■ Exercise goal ■
Drop the images; return everything else in the listing below exactly.

■ Supplied records ■

● ● ● ● ● ● ●

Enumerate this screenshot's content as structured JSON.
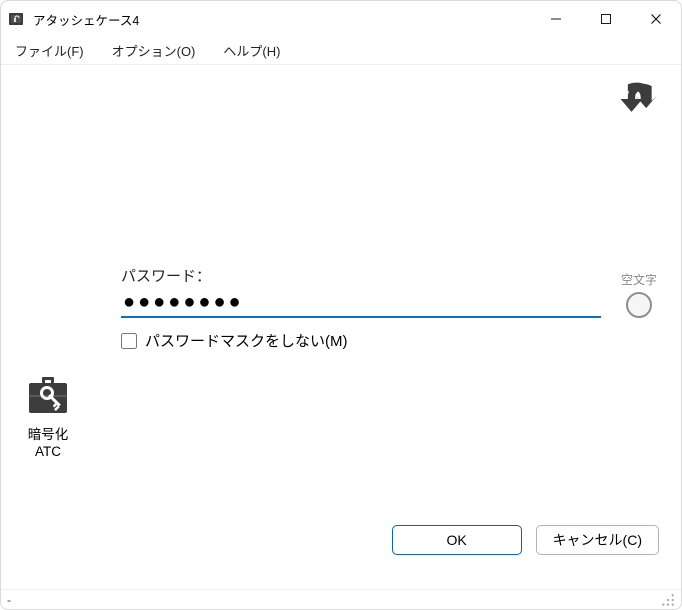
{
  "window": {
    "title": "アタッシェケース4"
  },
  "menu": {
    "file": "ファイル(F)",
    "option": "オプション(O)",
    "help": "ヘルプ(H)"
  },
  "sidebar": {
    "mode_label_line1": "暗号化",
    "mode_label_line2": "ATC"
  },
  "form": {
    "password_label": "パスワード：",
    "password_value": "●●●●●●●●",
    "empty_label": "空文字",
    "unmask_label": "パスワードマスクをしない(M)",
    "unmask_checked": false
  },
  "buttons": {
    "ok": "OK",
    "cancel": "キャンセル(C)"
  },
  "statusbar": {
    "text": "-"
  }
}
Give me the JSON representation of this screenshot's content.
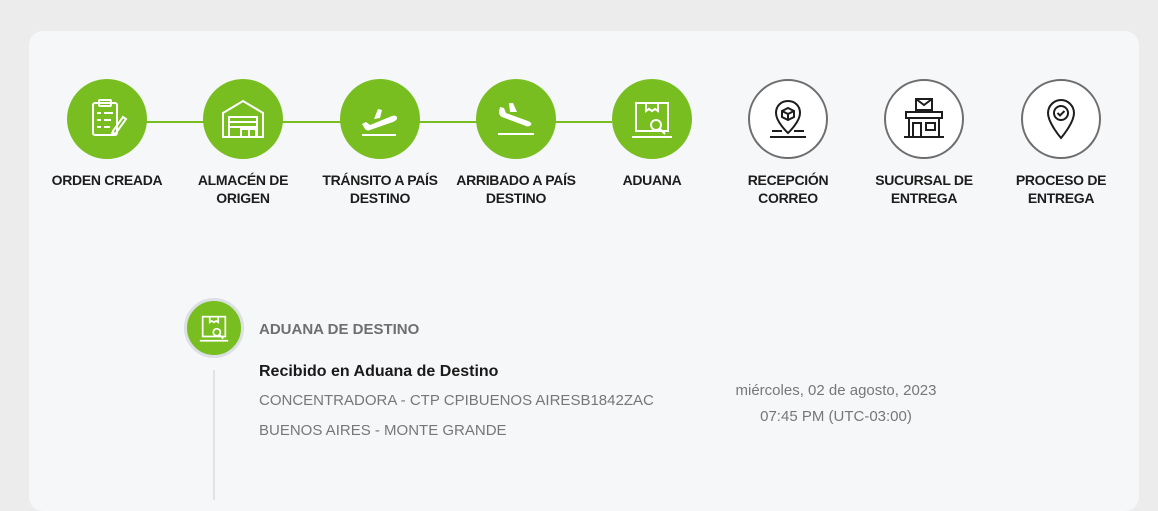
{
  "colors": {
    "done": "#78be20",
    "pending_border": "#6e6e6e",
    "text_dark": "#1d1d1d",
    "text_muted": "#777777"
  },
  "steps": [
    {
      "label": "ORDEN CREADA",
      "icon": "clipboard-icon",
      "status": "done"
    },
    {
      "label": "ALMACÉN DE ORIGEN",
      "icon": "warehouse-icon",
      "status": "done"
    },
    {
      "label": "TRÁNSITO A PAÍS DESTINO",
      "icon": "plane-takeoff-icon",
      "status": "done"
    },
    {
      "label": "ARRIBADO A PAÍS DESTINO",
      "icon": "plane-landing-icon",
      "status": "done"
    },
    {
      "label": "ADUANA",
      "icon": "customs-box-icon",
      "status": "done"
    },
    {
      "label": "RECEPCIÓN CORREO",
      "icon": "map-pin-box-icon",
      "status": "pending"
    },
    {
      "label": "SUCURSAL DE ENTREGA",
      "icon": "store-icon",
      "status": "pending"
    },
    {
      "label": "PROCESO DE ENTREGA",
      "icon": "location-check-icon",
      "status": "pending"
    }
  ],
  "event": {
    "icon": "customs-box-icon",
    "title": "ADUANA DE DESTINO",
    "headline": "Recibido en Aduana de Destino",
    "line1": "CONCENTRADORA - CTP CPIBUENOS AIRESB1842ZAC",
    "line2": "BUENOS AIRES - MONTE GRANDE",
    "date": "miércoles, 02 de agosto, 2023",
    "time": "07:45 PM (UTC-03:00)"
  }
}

● ● ● ● ● ● ●

■ Finished task ■
Enumerate this screenshot's content as structured JSON.
{
  "window": {
    "title": "アタッシェケース4"
  },
  "menu": {
    "file": "ファイル(F)",
    "option": "オプション(O)",
    "help": "ヘルプ(H)"
  },
  "sidebar": {
    "mode_label_line1": "暗号化",
    "mode_label_line2": "ATC"
  },
  "form": {
    "password_label": "パスワード：",
    "password_value": "●●●●●●●●",
    "empty_label": "空文字",
    "unmask_label": "パスワードマスクをしない(M)",
    "unmask_checked": false
  },
  "buttons": {
    "ok": "OK",
    "cancel": "キャンセル(C)"
  },
  "statusbar": {
    "text": "-"
  }
}
Give me the JSON representation of this screenshot's content.
{
  "colors": {
    "done": "#78be20",
    "pending_border": "#6e6e6e",
    "text_dark": "#1d1d1d",
    "text_muted": "#777777"
  },
  "steps": [
    {
      "label": "ORDEN CREADA",
      "icon": "clipboard-icon",
      "status": "done"
    },
    {
      "label": "ALMACÉN DE ORIGEN",
      "icon": "warehouse-icon",
      "status": "done"
    },
    {
      "label": "TRÁNSITO A PAÍS DESTINO",
      "icon": "plane-takeoff-icon",
      "status": "done"
    },
    {
      "label": "ARRIBADO A PAÍS DESTINO",
      "icon": "plane-landing-icon",
      "status": "done"
    },
    {
      "label": "ADUANA",
      "icon": "customs-box-icon",
      "status": "done"
    },
    {
      "label": "RECEPCIÓN CORREO",
      "icon": "map-pin-box-icon",
      "status": "pending"
    },
    {
      "label": "SUCURSAL DE ENTREGA",
      "icon": "store-icon",
      "status": "pending"
    },
    {
      "label": "PROCESO DE ENTREGA",
      "icon": "location-check-icon",
      "status": "pending"
    }
  ],
  "event": {
    "icon": "customs-box-icon",
    "title": "ADUANA DE DESTINO",
    "headline": "Recibido en Aduana de Destino",
    "line1": "CONCENTRADORA - CTP CPIBUENOS AIRESB1842ZAC",
    "line2": "BUENOS AIRES - MONTE GRANDE",
    "date": "miércoles, 02 de agosto, 2023",
    "time": "07:45 PM (UTC-03:00)"
  }
}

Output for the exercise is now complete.